━━━━━ MATERIAL SUPPLIED

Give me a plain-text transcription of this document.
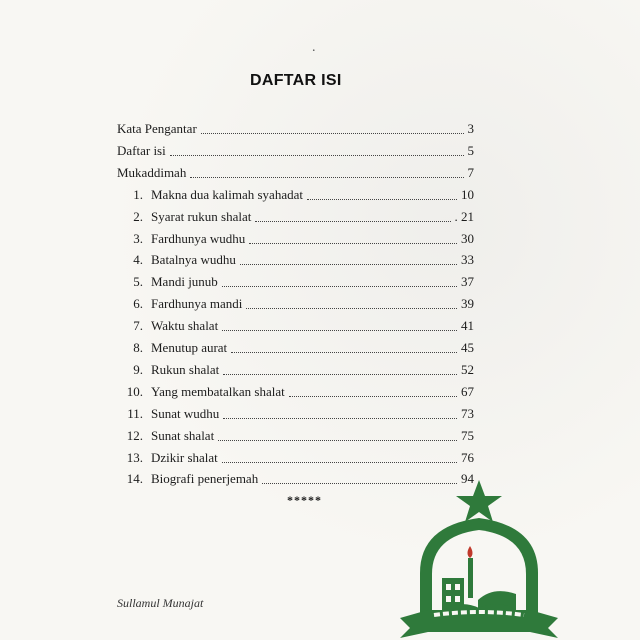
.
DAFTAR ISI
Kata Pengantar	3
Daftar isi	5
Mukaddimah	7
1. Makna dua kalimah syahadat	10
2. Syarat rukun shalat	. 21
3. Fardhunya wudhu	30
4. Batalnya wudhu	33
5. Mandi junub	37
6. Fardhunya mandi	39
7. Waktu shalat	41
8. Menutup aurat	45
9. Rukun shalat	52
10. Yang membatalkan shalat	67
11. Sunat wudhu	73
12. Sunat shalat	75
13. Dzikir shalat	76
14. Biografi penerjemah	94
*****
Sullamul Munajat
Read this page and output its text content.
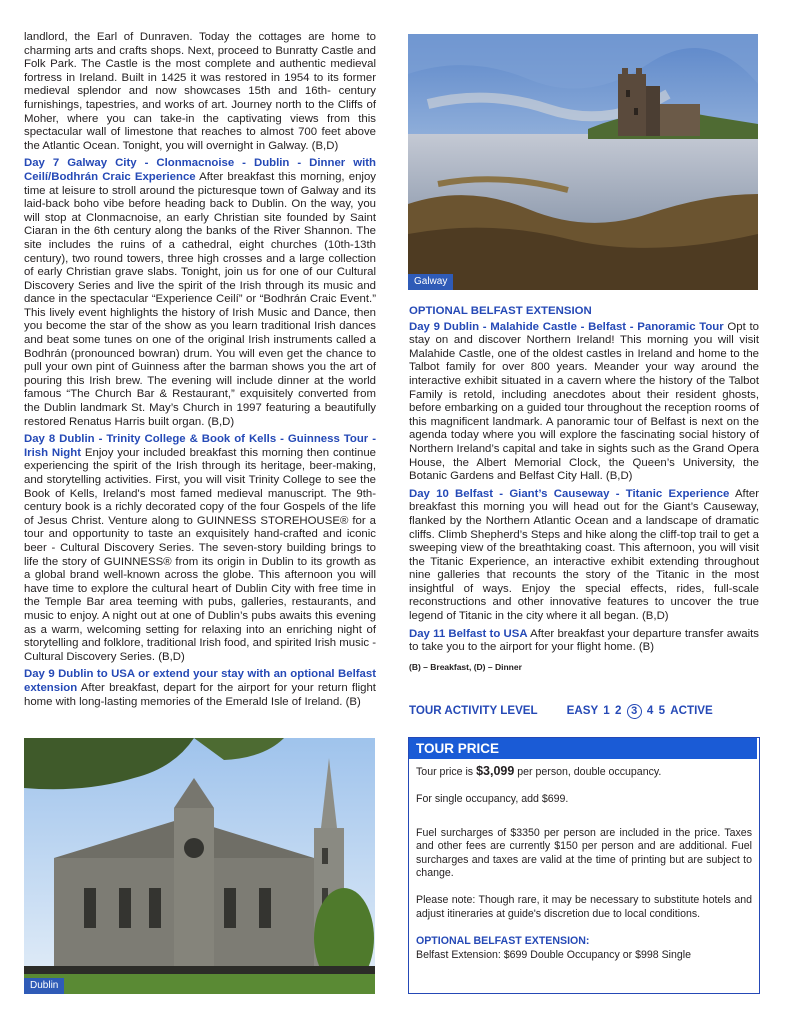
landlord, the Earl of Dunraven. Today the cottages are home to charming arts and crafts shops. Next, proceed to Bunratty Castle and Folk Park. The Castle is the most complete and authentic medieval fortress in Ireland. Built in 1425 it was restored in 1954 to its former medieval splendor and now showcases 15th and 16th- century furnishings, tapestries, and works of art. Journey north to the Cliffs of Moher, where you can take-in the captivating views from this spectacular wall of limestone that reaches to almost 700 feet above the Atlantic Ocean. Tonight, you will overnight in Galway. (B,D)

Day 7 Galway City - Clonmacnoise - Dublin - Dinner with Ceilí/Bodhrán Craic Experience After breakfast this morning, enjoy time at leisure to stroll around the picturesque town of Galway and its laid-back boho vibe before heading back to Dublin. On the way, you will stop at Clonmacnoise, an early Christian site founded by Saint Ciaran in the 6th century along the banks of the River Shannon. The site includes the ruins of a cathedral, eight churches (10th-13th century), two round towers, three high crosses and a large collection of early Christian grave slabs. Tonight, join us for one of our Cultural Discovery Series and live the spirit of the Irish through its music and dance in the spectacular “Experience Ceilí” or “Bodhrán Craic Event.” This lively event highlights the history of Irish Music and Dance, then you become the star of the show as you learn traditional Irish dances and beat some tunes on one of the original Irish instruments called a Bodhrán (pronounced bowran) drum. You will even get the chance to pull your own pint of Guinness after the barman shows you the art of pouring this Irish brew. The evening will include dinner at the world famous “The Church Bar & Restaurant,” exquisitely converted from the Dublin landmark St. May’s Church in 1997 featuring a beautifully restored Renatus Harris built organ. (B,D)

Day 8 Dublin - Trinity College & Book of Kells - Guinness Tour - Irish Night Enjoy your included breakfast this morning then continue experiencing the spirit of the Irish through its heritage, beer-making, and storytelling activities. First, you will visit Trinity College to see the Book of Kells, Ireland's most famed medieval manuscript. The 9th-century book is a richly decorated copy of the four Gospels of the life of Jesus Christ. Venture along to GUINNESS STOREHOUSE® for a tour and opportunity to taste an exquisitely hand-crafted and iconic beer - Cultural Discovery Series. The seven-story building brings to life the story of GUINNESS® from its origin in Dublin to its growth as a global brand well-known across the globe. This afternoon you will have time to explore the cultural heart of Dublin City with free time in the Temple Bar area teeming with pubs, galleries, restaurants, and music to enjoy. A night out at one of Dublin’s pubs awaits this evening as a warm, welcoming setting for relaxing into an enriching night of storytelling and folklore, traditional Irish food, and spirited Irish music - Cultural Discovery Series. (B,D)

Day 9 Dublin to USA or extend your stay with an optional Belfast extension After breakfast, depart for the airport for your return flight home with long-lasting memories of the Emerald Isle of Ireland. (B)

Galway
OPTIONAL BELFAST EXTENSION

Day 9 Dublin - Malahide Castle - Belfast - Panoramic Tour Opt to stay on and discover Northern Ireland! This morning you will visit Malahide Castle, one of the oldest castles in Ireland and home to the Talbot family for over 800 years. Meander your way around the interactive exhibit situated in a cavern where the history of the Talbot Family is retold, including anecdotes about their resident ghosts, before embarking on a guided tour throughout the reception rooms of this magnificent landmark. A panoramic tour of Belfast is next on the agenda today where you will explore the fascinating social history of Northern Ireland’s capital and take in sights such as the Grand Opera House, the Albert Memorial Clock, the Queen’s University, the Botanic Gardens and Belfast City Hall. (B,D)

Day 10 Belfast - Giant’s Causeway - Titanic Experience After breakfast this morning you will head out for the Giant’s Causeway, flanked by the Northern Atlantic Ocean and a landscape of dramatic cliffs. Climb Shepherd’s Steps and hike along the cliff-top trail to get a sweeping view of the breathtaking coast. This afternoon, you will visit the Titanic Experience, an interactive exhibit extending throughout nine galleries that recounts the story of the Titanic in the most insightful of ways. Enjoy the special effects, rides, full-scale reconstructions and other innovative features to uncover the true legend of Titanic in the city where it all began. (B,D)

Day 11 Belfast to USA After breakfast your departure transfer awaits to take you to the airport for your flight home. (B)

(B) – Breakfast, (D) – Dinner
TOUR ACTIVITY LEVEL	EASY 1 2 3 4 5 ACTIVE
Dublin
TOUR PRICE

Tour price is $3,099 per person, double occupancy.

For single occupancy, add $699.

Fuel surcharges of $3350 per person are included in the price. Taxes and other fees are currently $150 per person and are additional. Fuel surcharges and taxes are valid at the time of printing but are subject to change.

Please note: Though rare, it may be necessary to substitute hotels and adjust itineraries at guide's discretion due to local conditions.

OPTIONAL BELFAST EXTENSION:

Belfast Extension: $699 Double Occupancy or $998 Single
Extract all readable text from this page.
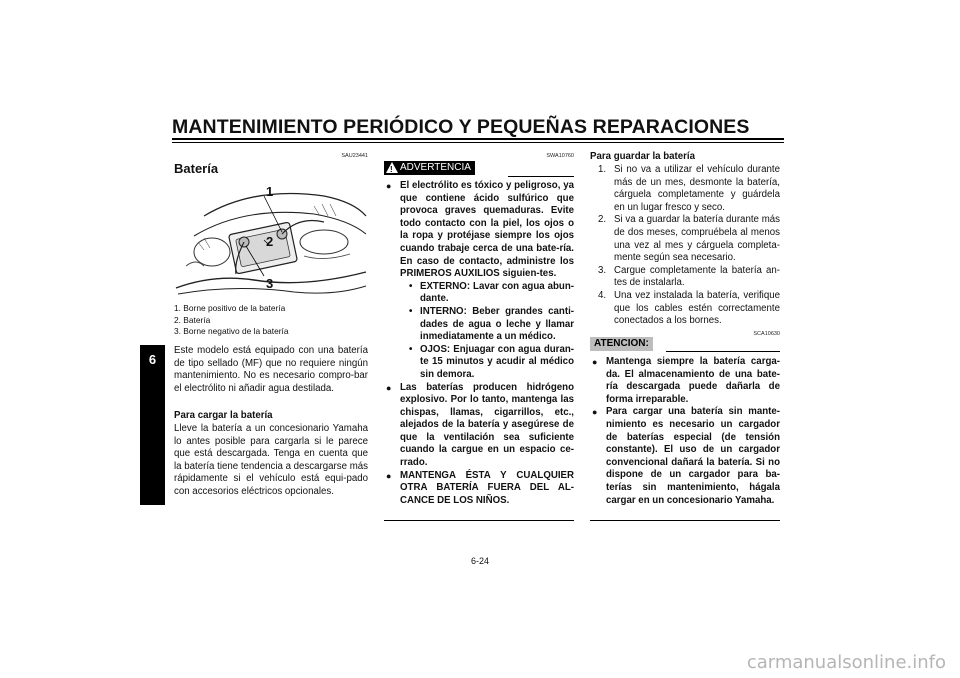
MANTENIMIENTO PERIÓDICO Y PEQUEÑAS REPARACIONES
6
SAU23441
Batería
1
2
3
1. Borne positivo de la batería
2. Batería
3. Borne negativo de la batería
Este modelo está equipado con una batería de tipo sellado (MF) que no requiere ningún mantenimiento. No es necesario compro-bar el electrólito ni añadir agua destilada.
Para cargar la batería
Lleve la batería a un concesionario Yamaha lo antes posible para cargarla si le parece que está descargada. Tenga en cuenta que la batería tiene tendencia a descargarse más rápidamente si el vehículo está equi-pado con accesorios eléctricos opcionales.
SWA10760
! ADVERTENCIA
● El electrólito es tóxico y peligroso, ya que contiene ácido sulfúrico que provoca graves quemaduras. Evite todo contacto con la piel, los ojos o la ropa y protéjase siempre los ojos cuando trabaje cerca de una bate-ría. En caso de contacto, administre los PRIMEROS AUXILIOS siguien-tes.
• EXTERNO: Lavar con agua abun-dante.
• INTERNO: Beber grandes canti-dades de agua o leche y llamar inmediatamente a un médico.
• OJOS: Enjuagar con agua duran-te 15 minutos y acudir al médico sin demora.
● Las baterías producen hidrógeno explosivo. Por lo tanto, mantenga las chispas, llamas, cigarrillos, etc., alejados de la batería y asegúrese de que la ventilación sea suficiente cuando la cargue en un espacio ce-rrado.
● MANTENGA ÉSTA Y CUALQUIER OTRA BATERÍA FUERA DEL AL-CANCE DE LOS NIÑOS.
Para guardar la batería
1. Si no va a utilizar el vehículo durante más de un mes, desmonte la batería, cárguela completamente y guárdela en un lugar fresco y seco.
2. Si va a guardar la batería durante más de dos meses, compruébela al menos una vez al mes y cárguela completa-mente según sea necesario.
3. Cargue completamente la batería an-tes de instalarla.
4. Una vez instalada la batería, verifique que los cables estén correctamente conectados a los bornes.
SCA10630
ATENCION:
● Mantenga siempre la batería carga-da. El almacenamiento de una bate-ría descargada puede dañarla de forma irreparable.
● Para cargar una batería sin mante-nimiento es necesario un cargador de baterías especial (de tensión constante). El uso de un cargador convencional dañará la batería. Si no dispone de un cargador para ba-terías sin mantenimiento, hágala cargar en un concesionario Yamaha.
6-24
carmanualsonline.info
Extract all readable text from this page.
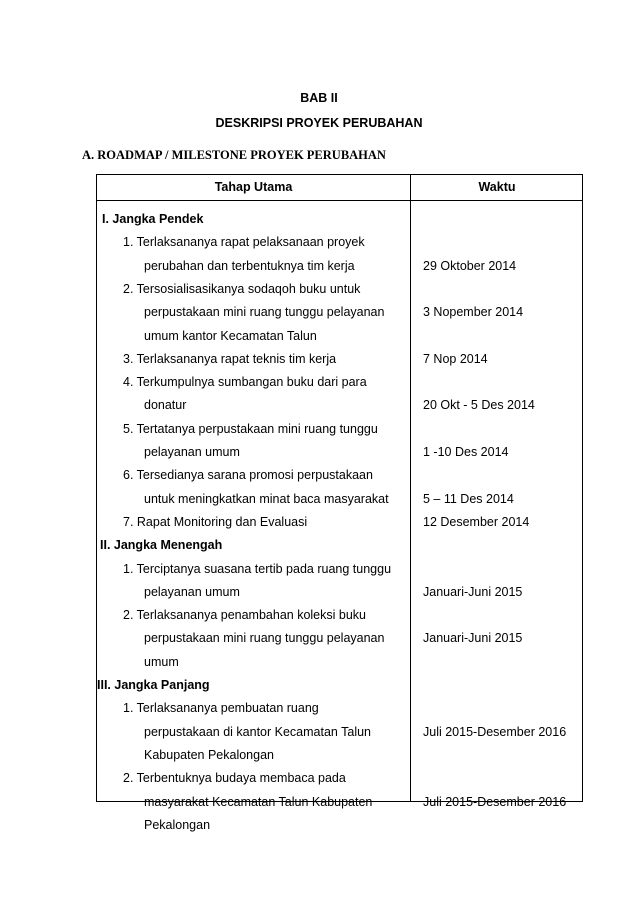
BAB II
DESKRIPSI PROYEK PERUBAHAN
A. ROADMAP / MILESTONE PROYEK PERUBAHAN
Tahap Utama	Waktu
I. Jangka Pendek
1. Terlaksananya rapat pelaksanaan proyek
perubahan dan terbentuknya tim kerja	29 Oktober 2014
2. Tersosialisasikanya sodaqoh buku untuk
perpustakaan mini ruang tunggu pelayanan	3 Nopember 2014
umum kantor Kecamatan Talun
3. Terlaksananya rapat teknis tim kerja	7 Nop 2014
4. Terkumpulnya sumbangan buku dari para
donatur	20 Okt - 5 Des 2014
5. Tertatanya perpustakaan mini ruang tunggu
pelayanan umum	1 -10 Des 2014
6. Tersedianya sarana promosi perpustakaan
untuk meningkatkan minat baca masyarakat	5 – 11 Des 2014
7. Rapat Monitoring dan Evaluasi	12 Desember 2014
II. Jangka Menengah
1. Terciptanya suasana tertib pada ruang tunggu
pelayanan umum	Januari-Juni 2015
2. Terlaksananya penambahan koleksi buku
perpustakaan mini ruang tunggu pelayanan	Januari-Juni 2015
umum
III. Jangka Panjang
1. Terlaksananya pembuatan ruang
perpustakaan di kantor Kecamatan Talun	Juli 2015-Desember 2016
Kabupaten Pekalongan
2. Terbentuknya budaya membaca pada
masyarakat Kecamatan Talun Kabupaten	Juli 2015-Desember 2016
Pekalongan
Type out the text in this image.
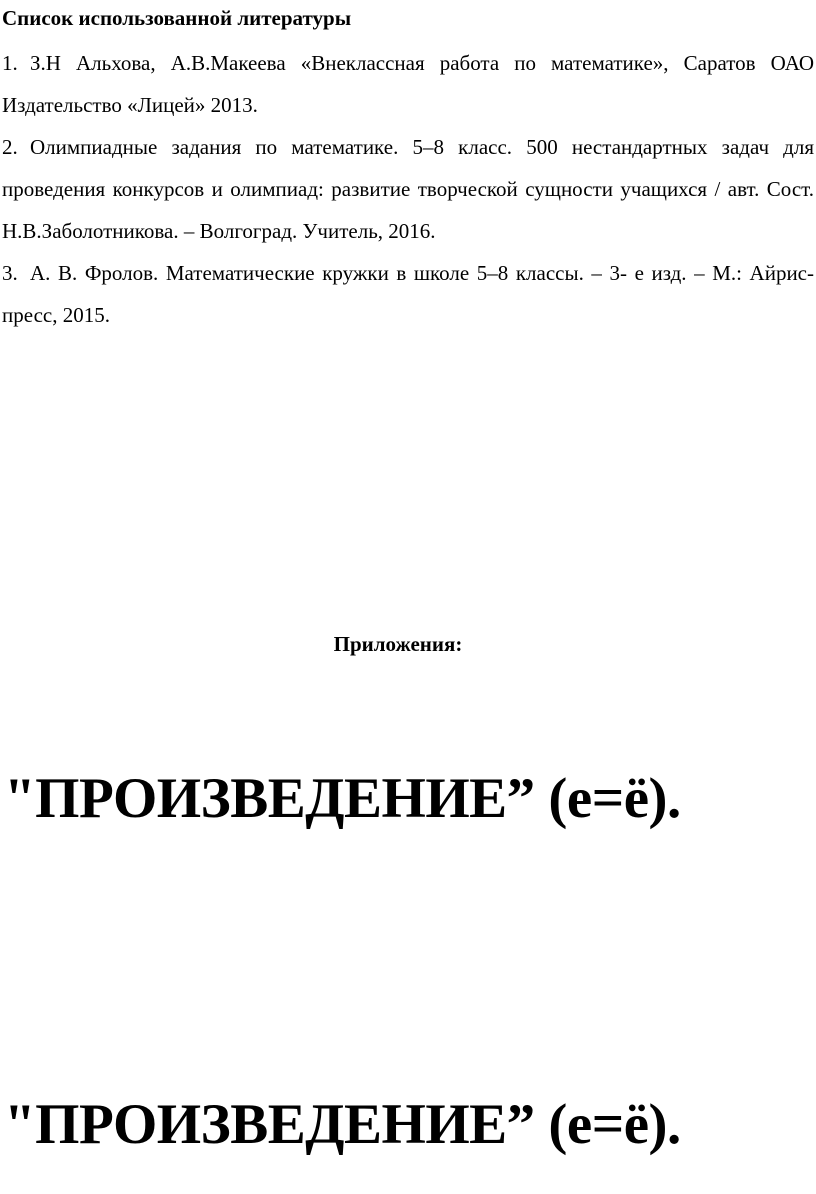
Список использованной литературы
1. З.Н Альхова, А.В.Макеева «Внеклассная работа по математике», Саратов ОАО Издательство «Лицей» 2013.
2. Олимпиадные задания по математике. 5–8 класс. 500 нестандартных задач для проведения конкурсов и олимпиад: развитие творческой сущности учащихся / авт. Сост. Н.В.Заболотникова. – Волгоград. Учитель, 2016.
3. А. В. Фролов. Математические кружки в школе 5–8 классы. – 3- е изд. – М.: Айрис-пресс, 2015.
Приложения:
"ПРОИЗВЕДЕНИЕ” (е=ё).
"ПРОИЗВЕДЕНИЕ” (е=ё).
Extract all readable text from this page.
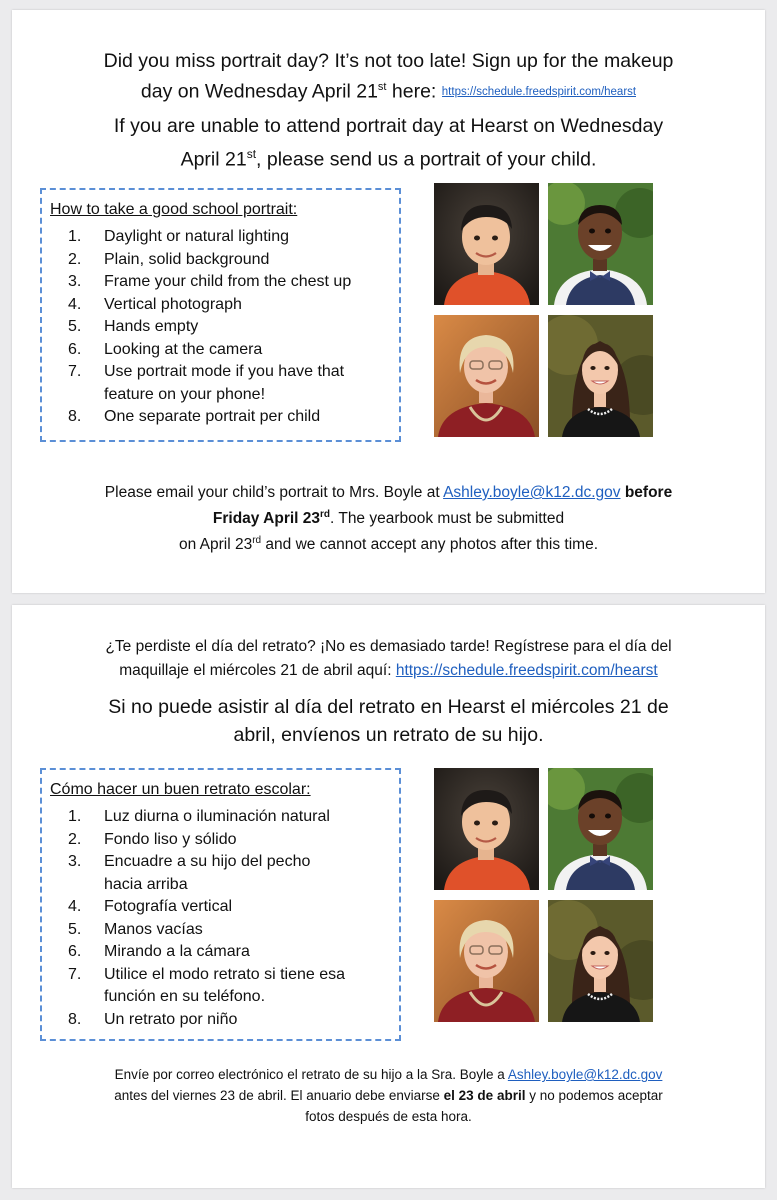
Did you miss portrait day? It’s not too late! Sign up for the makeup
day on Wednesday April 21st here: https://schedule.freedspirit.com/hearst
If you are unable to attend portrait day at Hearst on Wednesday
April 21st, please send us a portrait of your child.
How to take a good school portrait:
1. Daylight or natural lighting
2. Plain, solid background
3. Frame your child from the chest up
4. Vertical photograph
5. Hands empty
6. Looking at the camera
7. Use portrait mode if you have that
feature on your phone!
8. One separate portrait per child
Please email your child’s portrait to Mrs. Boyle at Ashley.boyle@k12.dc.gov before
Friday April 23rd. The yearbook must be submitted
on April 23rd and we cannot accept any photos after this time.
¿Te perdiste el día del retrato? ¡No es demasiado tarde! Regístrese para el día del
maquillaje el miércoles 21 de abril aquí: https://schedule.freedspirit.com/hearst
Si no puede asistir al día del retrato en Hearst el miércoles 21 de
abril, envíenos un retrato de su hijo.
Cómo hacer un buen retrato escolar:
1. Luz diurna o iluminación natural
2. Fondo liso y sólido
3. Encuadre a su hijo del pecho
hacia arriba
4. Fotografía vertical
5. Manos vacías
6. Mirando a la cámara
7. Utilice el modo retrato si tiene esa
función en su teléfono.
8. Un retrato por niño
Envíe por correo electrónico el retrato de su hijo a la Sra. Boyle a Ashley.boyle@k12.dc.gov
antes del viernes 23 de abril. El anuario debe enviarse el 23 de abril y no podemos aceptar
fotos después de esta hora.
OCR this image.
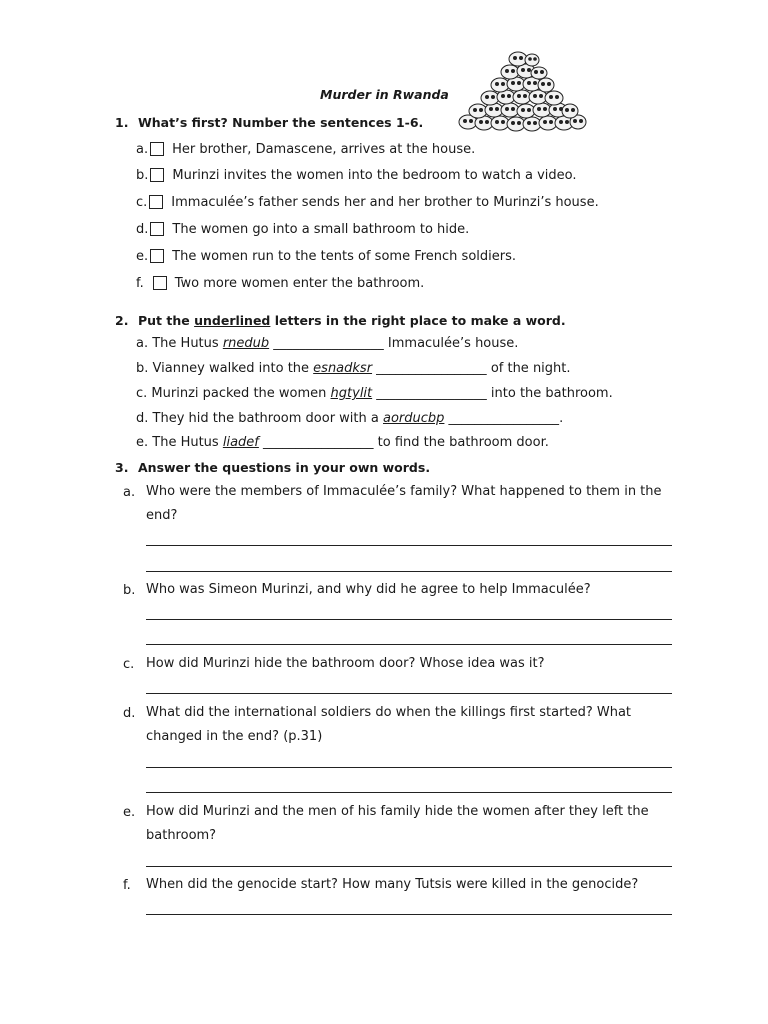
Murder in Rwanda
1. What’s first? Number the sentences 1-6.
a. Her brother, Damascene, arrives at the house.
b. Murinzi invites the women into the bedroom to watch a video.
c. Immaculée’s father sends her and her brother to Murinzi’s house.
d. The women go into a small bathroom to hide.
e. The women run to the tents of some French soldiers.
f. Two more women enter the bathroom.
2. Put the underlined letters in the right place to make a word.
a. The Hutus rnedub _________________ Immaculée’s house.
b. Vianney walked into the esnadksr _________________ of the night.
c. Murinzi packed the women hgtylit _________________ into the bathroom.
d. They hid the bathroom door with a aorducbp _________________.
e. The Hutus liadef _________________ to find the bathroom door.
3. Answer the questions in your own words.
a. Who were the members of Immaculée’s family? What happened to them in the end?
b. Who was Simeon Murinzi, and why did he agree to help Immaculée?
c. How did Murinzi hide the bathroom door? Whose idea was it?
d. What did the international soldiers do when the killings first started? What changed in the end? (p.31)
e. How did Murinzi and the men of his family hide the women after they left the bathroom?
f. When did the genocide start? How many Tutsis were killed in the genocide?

━━━━━━━━━━

DESCRIPTION OF THE TASK:
Scan the material above for the string "umum" and return the lines that hold it.

WORKED SOLUTION:
umum kantor Kecamatan Talun
pelayanan umum	1 -10 Des 2014
pelayanan umum	Januari-Juni 2015
umum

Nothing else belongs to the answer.